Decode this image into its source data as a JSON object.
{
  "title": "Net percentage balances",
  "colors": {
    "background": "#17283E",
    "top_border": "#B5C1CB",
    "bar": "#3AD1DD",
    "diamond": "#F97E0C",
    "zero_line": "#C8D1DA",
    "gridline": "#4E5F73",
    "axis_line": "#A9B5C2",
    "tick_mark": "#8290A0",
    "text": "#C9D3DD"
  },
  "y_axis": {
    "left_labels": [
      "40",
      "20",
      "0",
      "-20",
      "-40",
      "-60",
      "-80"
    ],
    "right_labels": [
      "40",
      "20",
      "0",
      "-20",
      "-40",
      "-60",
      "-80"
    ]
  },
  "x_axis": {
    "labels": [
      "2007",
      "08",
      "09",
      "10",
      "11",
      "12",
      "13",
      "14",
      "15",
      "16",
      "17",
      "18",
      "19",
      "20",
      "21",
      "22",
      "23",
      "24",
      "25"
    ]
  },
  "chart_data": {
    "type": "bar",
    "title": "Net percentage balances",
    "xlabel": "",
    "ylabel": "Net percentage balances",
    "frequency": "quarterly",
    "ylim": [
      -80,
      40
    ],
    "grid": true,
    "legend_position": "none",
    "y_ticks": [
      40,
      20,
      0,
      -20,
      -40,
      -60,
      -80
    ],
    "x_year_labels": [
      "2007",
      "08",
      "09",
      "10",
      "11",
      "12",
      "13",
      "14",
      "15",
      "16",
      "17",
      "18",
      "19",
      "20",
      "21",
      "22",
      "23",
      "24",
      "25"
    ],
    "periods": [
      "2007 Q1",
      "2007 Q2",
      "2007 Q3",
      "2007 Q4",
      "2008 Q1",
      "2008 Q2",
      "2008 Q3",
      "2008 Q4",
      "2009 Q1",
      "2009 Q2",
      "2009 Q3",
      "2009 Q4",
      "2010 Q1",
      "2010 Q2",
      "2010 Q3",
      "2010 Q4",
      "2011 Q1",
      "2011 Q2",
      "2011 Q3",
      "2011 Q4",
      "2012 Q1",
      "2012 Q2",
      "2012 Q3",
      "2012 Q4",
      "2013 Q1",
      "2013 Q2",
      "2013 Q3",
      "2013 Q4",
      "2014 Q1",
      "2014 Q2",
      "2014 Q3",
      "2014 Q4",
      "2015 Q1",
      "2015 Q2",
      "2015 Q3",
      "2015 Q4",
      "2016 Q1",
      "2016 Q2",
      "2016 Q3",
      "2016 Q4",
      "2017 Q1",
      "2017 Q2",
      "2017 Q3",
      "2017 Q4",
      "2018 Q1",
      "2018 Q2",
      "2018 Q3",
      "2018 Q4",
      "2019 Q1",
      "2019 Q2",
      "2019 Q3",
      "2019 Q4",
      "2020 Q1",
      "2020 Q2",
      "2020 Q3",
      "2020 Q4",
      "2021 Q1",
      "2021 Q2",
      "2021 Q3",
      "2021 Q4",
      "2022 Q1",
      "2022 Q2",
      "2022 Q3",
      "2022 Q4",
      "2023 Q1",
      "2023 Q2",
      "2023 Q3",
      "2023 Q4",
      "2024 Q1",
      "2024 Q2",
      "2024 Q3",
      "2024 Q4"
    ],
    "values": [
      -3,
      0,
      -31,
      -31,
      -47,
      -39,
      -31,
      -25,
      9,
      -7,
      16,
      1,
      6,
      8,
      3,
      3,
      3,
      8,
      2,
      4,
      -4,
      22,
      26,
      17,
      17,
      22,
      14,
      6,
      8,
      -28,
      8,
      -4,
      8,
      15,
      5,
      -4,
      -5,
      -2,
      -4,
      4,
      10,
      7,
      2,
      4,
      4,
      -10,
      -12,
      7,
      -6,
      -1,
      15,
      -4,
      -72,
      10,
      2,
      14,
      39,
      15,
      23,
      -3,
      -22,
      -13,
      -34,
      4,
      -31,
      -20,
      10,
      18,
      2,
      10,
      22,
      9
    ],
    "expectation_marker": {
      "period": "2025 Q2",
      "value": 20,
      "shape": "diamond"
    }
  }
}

★ ★ ★

> **THE PROBLEM**
Reproduce all of the data exactly as given.

> **RESPONSE**
Decode this image into its source data as a JSON object.
{
  "title": "Net percentage balances",
  "colors": {
    "background": "#17283E",
    "top_border": "#B5C1CB",
    "bar": "#3AD1DD",
    "diamond": "#F97E0C",
    "zero_line": "#C8D1DA",
    "gridline": "#4E5F73",
    "axis_line": "#A9B5C2",
    "tick_mark": "#8290A0",
    "text": "#C9D3DD"
  },
  "y_axis": {
    "left_labels": [
      "40",
      "20",
      "0",
      "-20",
      "-40",
      "-60",
      "-80"
    ],
    "right_labels": [
      "40",
      "20",
      "0",
      "-20",
      "-40",
      "-60",
      "-80"
    ]
  },
  "x_axis": {
    "labels": [
      "2007",
      "08",
      "09",
      "10",
      "11",
      "12",
      "13",
      "14",
      "15",
      "16",
      "17",
      "18",
      "19",
      "20",
      "21",
      "22",
      "23",
      "24",
      "25"
    ]
  },
  "chart_data": {
    "type": "bar",
    "title": "Net percentage balances",
    "xlabel": "",
    "ylabel": "Net percentage balances",
    "frequency": "quarterly",
    "ylim": [
      -80,
      40
    ],
    "grid": true,
    "legend_position": "none",
    "y_ticks": [
      40,
      20,
      0,
      -20,
      -40,
      -60,
      -80
    ],
    "x_year_labels": [
      "2007",
      "08",
      "09",
      "10",
      "11",
      "12",
      "13",
      "14",
      "15",
      "16",
      "17",
      "18",
      "19",
      "20",
      "21",
      "22",
      "23",
      "24",
      "25"
    ],
    "periods": [
      "2007 Q1",
      "2007 Q2",
      "2007 Q3",
      "2007 Q4",
      "2008 Q1",
      "2008 Q2",
      "2008 Q3",
      "2008 Q4",
      "2009 Q1",
      "2009 Q2",
      "2009 Q3",
      "2009 Q4",
      "2010 Q1",
      "2010 Q2",
      "2010 Q3",
      "2010 Q4",
      "2011 Q1",
      "2011 Q2",
      "2011 Q3",
      "2011 Q4",
      "2012 Q1",
      "2012 Q2",
      "2012 Q3",
      "2012 Q4",
      "2013 Q1",
      "2013 Q2",
      "2013 Q3",
      "2013 Q4",
      "2014 Q1",
      "2014 Q2",
      "2014 Q3",
      "2014 Q4",
      "2015 Q1",
      "2015 Q2",
      "2015 Q3",
      "2015 Q4",
      "2016 Q1",
      "2016 Q2",
      "2016 Q3",
      "2016 Q4",
      "2017 Q1",
      "2017 Q2",
      "2017 Q3",
      "2017 Q4",
      "2018 Q1",
      "2018 Q2",
      "2018 Q3",
      "2018 Q4",
      "2019 Q1",
      "2019 Q2",
      "2019 Q3",
      "2019 Q4",
      "2020 Q1",
      "2020 Q2",
      "2020 Q3",
      "2020 Q4",
      "2021 Q1",
      "2021 Q2",
      "2021 Q3",
      "2021 Q4",
      "2022 Q1",
      "2022 Q2",
      "2022 Q3",
      "2022 Q4",
      "2023 Q1",
      "2023 Q2",
      "2023 Q3",
      "2023 Q4",
      "2024 Q1",
      "2024 Q2",
      "2024 Q3",
      "2024 Q4"
    ],
    "values": [
      -3,
      0,
      -31,
      -31,
      -47,
      -39,
      -31,
      -25,
      9,
      -7,
      16,
      1,
      6,
      8,
      3,
      3,
      3,
      8,
      2,
      4,
      -4,
      22,
      26,
      17,
      17,
      22,
      14,
      6,
      8,
      -28,
      8,
      -4,
      8,
      15,
      5,
      -4,
      -5,
      -2,
      -4,
      4,
      10,
      7,
      2,
      4,
      4,
      -10,
      -12,
      7,
      -6,
      -1,
      15,
      -4,
      -72,
      10,
      2,
      14,
      39,
      15,
      23,
      -3,
      -22,
      -13,
      -34,
      4,
      -31,
      -20,
      10,
      18,
      2,
      10,
      22,
      9
    ],
    "expectation_marker": {
      "period": "2025 Q2",
      "value": 20,
      "shape": "diamond"
    }
  }
}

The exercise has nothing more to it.